***** Records for this exercise *****

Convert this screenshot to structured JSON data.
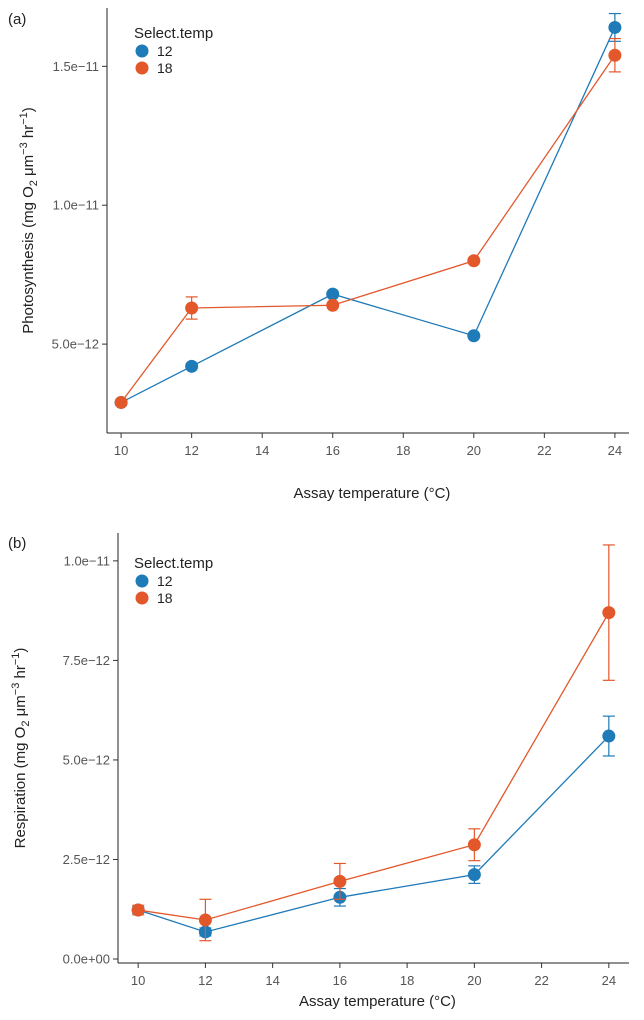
{
  "chart_data": [
    {
      "panel": "(a)",
      "type": "line",
      "xlabel": "Assay temperature (°C)",
      "ylabel_base": "Photosynthesis (mg O",
      "ylabel_sub": "2",
      "ylabel_mid": " μm",
      "ylabel_sup1": "−3",
      "ylabel_mid2": " hr",
      "ylabel_sup2": "−1",
      "ylabel_end": ")",
      "xlim": [
        9.6,
        24.4
      ],
      "ylim": [
        1.8e-12,
        1.71e-11
      ],
      "x_ticks": [
        10,
        12,
        14,
        16,
        18,
        20,
        22,
        24
      ],
      "y_ticks": [
        5e-12,
        1e-11,
        1.5e-11
      ],
      "y_tick_labels": [
        "5.0e−12",
        "1.0e−11",
        "1.5e−11"
      ],
      "legend_title": "Select.temp",
      "legend_position": "top-left",
      "series": [
        {
          "name": "12",
          "color": "#1f7ab8",
          "points": [
            {
              "x": 10,
              "y": 2.9e-12,
              "err": 0
            },
            {
              "x": 12,
              "y": 4.2e-12,
              "err": 0
            },
            {
              "x": 16,
              "y": 6.8e-12,
              "err": 0
            },
            {
              "x": 20,
              "y": 5.3e-12,
              "err": 0
            },
            {
              "x": 24,
              "y": 1.64e-11,
              "err": 5e-13
            }
          ]
        },
        {
          "name": "18",
          "color": "#e3582b",
          "points": [
            {
              "x": 10,
              "y": 2.9e-12,
              "err": 0
            },
            {
              "x": 12,
              "y": 6.3e-12,
              "err": 4e-13
            },
            {
              "x": 16,
              "y": 6.4e-12,
              "err": 0
            },
            {
              "x": 20,
              "y": 8e-12,
              "err": 0
            },
            {
              "x": 24,
              "y": 1.54e-11,
              "err": 6e-13
            }
          ]
        }
      ]
    },
    {
      "panel": "(b)",
      "type": "line",
      "xlabel": "Assay temperature (°C)",
      "ylabel_base": "Respiration (mg O",
      "ylabel_sub": "2",
      "ylabel_mid": " μm",
      "ylabel_sup1": "−3",
      "ylabel_mid2": " hr",
      "ylabel_sup2": "−1",
      "ylabel_end": ")",
      "xlim": [
        9.4,
        24.6
      ],
      "ylim": [
        -1e-13,
        1.07e-11
      ],
      "x_ticks": [
        10,
        12,
        14,
        16,
        18,
        20,
        22,
        24
      ],
      "y_ticks": [
        0,
        2.5e-12,
        5e-12,
        7.5e-12,
        1e-11
      ],
      "y_tick_labels": [
        "0.0e+00",
        "2.5e−12",
        "5.0e−12",
        "7.5e−12",
        "1.0e−11"
      ],
      "legend_title": "Select.temp",
      "legend_position": "top-left",
      "series": [
        {
          "name": "12",
          "color": "#1f7ab8",
          "points": [
            {
              "x": 10,
              "y": 1.23e-12,
              "err": 8e-14
            },
            {
              "x": 12,
              "y": 6.8e-13,
              "err": 1e-13
            },
            {
              "x": 16,
              "y": 1.55e-12,
              "err": 2.2e-13
            },
            {
              "x": 20,
              "y": 2.12e-12,
              "err": 2.2e-13
            },
            {
              "x": 24,
              "y": 5.6e-12,
              "err": 5e-13
            }
          ]
        },
        {
          "name": "18",
          "color": "#e3582b",
          "points": [
            {
              "x": 10,
              "y": 1.23e-12,
              "err": 1.2e-13
            },
            {
              "x": 12,
              "y": 9.8e-13,
              "err": 5.2e-13
            },
            {
              "x": 16,
              "y": 1.95e-12,
              "err": 4.5e-13
            },
            {
              "x": 20,
              "y": 2.87e-12,
              "err": 4e-13
            },
            {
              "x": 24,
              "y": 8.7e-12,
              "err": 1.7e-12
            }
          ]
        }
      ]
    }
  ]
}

*****

§ **Task requirements**: Leaving the pictures behind, return every line above exactly.

§ **Response**:
Convert this screenshot to structured JSON data.
{
  "chart_data": [
    {
      "panel": "(a)",
      "type": "line",
      "xlabel": "Assay temperature (°C)",
      "ylabel_base": "Photosynthesis (mg O",
      "ylabel_sub": "2",
      "ylabel_mid": " μm",
      "ylabel_sup1": "−3",
      "ylabel_mid2": " hr",
      "ylabel_sup2": "−1",
      "ylabel_end": ")",
      "xlim": [
        9.6,
        24.4
      ],
      "ylim": [
        1.8e-12,
        1.71e-11
      ],
      "x_ticks": [
        10,
        12,
        14,
        16,
        18,
        20,
        22,
        24
      ],
      "y_ticks": [
        5e-12,
        1e-11,
        1.5e-11
      ],
      "y_tick_labels": [
        "5.0e−12",
        "1.0e−11",
        "1.5e−11"
      ],
      "legend_title": "Select.temp",
      "legend_position": "top-left",
      "series": [
        {
          "name": "12",
          "color": "#1f7ab8",
          "points": [
            {
              "x": 10,
              "y": 2.9e-12,
              "err": 0
            },
            {
              "x": 12,
              "y": 4.2e-12,
              "err": 0
            },
            {
              "x": 16,
              "y": 6.8e-12,
              "err": 0
            },
            {
              "x": 20,
              "y": 5.3e-12,
              "err": 0
            },
            {
              "x": 24,
              "y": 1.64e-11,
              "err": 5e-13
            }
          ]
        },
        {
          "name": "18",
          "color": "#e3582b",
          "points": [
            {
              "x": 10,
              "y": 2.9e-12,
              "err": 0
            },
            {
              "x": 12,
              "y": 6.3e-12,
              "err": 4e-13
            },
            {
              "x": 16,
              "y": 6.4e-12,
              "err": 0
            },
            {
              "x": 20,
              "y": 8e-12,
              "err": 0
            },
            {
              "x": 24,
              "y": 1.54e-11,
              "err": 6e-13
            }
          ]
        }
      ]
    },
    {
      "panel": "(b)",
      "type": "line",
      "xlabel": "Assay temperature (°C)",
      "ylabel_base": "Respiration (mg O",
      "ylabel_sub": "2",
      "ylabel_mid": " μm",
      "ylabel_sup1": "−3",
      "ylabel_mid2": " hr",
      "ylabel_sup2": "−1",
      "ylabel_end": ")",
      "xlim": [
        9.4,
        24.6
      ],
      "ylim": [
        -1e-13,
        1.07e-11
      ],
      "x_ticks": [
        10,
        12,
        14,
        16,
        18,
        20,
        22,
        24
      ],
      "y_ticks": [
        0,
        2.5e-12,
        5e-12,
        7.5e-12,
        1e-11
      ],
      "y_tick_labels": [
        "0.0e+00",
        "2.5e−12",
        "5.0e−12",
        "7.5e−12",
        "1.0e−11"
      ],
      "legend_title": "Select.temp",
      "legend_position": "top-left",
      "series": [
        {
          "name": "12",
          "color": "#1f7ab8",
          "points": [
            {
              "x": 10,
              "y": 1.23e-12,
              "err": 8e-14
            },
            {
              "x": 12,
              "y": 6.8e-13,
              "err": 1e-13
            },
            {
              "x": 16,
              "y": 1.55e-12,
              "err": 2.2e-13
            },
            {
              "x": 20,
              "y": 2.12e-12,
              "err": 2.2e-13
            },
            {
              "x": 24,
              "y": 5.6e-12,
              "err": 5e-13
            }
          ]
        },
        {
          "name": "18",
          "color": "#e3582b",
          "points": [
            {
              "x": 10,
              "y": 1.23e-12,
              "err": 1.2e-13
            },
            {
              "x": 12,
              "y": 9.8e-13,
              "err": 5.2e-13
            },
            {
              "x": 16,
              "y": 1.95e-12,
              "err": 4.5e-13
            },
            {
              "x": 20,
              "y": 2.87e-12,
              "err": 4e-13
            },
            {
              "x": 24,
              "y": 8.7e-12,
              "err": 1.7e-12
            }
          ]
        }
      ]
    }
  ]
}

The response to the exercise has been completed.